| Task description |
Restate the records below word for word.

| Data extract |
⟨

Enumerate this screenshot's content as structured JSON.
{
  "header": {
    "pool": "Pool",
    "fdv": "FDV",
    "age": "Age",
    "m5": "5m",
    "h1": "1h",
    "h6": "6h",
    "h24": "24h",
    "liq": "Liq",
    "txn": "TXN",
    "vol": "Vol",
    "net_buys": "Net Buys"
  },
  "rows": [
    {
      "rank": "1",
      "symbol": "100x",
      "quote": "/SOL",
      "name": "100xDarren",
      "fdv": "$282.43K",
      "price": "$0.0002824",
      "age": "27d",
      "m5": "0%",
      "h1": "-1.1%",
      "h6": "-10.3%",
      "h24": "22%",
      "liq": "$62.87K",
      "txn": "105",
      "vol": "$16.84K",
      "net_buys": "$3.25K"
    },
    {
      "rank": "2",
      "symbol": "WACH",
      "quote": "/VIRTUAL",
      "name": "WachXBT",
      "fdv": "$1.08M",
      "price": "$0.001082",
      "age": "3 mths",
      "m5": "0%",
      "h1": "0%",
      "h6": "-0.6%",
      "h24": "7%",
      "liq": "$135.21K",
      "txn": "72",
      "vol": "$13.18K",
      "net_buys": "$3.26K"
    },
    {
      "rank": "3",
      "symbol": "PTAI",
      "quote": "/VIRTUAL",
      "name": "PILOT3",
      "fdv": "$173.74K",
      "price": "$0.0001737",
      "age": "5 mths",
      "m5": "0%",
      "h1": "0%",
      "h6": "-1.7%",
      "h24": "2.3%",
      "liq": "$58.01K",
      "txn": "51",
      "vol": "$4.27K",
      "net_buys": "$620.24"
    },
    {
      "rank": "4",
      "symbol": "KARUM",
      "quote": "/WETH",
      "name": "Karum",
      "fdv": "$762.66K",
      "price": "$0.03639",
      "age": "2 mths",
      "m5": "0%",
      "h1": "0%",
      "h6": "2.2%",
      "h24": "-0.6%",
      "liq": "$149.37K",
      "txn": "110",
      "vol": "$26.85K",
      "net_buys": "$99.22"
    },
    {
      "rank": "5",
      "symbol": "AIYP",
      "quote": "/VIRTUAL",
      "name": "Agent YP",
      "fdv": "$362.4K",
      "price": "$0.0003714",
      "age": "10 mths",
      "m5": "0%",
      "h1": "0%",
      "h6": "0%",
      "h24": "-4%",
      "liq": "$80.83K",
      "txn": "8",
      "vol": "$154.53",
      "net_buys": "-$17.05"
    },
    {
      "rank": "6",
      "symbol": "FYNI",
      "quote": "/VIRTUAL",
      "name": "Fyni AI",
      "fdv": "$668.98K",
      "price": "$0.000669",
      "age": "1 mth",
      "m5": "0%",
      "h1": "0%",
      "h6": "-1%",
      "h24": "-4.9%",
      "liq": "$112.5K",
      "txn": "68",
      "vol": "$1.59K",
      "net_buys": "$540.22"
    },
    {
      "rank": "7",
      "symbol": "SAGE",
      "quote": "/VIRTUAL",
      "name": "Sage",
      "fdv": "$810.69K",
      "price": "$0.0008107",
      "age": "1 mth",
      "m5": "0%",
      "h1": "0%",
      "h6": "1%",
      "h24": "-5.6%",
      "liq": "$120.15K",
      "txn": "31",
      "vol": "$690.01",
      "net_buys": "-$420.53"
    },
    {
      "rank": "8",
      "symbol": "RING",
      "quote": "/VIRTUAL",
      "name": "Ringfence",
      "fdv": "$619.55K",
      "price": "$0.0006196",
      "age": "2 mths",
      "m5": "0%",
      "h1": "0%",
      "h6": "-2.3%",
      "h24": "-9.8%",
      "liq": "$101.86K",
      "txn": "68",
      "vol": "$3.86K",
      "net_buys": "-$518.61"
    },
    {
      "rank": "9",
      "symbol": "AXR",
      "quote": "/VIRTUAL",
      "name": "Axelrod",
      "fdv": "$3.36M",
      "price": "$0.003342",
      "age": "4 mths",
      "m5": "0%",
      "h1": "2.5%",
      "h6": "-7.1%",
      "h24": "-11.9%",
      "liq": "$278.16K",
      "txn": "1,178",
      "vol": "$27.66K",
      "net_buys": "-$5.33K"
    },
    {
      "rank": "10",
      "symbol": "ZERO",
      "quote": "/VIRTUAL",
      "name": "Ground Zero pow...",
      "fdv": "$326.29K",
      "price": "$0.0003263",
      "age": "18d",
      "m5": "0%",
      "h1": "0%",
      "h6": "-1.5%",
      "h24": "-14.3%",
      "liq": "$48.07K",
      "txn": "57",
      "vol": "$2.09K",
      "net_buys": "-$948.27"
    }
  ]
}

⟩

| Written response |
Enumerate this screenshot's content as structured JSON.
{
  "header": {
    "pool": "Pool",
    "fdv": "FDV",
    "age": "Age",
    "m5": "5m",
    "h1": "1h",
    "h6": "6h",
    "h24": "24h",
    "liq": "Liq",
    "txn": "TXN",
    "vol": "Vol",
    "net_buys": "Net Buys"
  },
  "rows": [
    {
      "rank": "1",
      "symbol": "100x",
      "quote": "/SOL",
      "name": "100xDarren",
      "fdv": "$282.43K",
      "price": "$0.0002824",
      "age": "27d",
      "m5": "0%",
      "h1": "-1.1%",
      "h6": "-10.3%",
      "h24": "22%",
      "liq": "$62.87K",
      "txn": "105",
      "vol": "$16.84K",
      "net_buys": "$3.25K"
    },
    {
      "rank": "2",
      "symbol": "WACH",
      "quote": "/VIRTUAL",
      "name": "WachXBT",
      "fdv": "$1.08M",
      "price": "$0.001082",
      "age": "3 mths",
      "m5": "0%",
      "h1": "0%",
      "h6": "-0.6%",
      "h24": "7%",
      "liq": "$135.21K",
      "txn": "72",
      "vol": "$13.18K",
      "net_buys": "$3.26K"
    },
    {
      "rank": "3",
      "symbol": "PTAI",
      "quote": "/VIRTUAL",
      "name": "PILOT3",
      "fdv": "$173.74K",
      "price": "$0.0001737",
      "age": "5 mths",
      "m5": "0%",
      "h1": "0%",
      "h6": "-1.7%",
      "h24": "2.3%",
      "liq": "$58.01K",
      "txn": "51",
      "vol": "$4.27K",
      "net_buys": "$620.24"
    },
    {
      "rank": "4",
      "symbol": "KARUM",
      "quote": "/WETH",
      "name": "Karum",
      "fdv": "$762.66K",
      "price": "$0.03639",
      "age": "2 mths",
      "m5": "0%",
      "h1": "0%",
      "h6": "2.2%",
      "h24": "-0.6%",
      "liq": "$149.37K",
      "txn": "110",
      "vol": "$26.85K",
      "net_buys": "$99.22"
    },
    {
      "rank": "5",
      "symbol": "AIYP",
      "quote": "/VIRTUAL",
      "name": "Agent YP",
      "fdv": "$362.4K",
      "price": "$0.0003714",
      "age": "10 mths",
      "m5": "0%",
      "h1": "0%",
      "h6": "0%",
      "h24": "-4%",
      "liq": "$80.83K",
      "txn": "8",
      "vol": "$154.53",
      "net_buys": "-$17.05"
    },
    {
      "rank": "6",
      "symbol": "FYNI",
      "quote": "/VIRTUAL",
      "name": "Fyni AI",
      "fdv": "$668.98K",
      "price": "$0.000669",
      "age": "1 mth",
      "m5": "0%",
      "h1": "0%",
      "h6": "-1%",
      "h24": "-4.9%",
      "liq": "$112.5K",
      "txn": "68",
      "vol": "$1.59K",
      "net_buys": "$540.22"
    },
    {
      "rank": "7",
      "symbol": "SAGE",
      "quote": "/VIRTUAL",
      "name": "Sage",
      "fdv": "$810.69K",
      "price": "$0.0008107",
      "age": "1 mth",
      "m5": "0%",
      "h1": "0%",
      "h6": "1%",
      "h24": "-5.6%",
      "liq": "$120.15K",
      "txn": "31",
      "vol": "$690.01",
      "net_buys": "-$420.53"
    },
    {
      "rank": "8",
      "symbol": "RING",
      "quote": "/VIRTUAL",
      "name": "Ringfence",
      "fdv": "$619.55K",
      "price": "$0.0006196",
      "age": "2 mths",
      "m5": "0%",
      "h1": "0%",
      "h6": "-2.3%",
      "h24": "-9.8%",
      "liq": "$101.86K",
      "txn": "68",
      "vol": "$3.86K",
      "net_buys": "-$518.61"
    },
    {
      "rank": "9",
      "symbol": "AXR",
      "quote": "/VIRTUAL",
      "name": "Axelrod",
      "fdv": "$3.36M",
      "price": "$0.003342",
      "age": "4 mths",
      "m5": "0%",
      "h1": "2.5%",
      "h6": "-7.1%",
      "h24": "-11.9%",
      "liq": "$278.16K",
      "txn": "1,178",
      "vol": "$27.66K",
      "net_buys": "-$5.33K"
    },
    {
      "rank": "10",
      "symbol": "ZERO",
      "quote": "/VIRTUAL",
      "name": "Ground Zero pow...",
      "fdv": "$326.29K",
      "price": "$0.0003263",
      "age": "18d",
      "m5": "0%",
      "h1": "0%",
      "h6": "-1.5%",
      "h24": "-14.3%",
      "liq": "$48.07K",
      "txn": "57",
      "vol": "$2.09K",
      "net_buys": "-$948.27"
    }
  ]
}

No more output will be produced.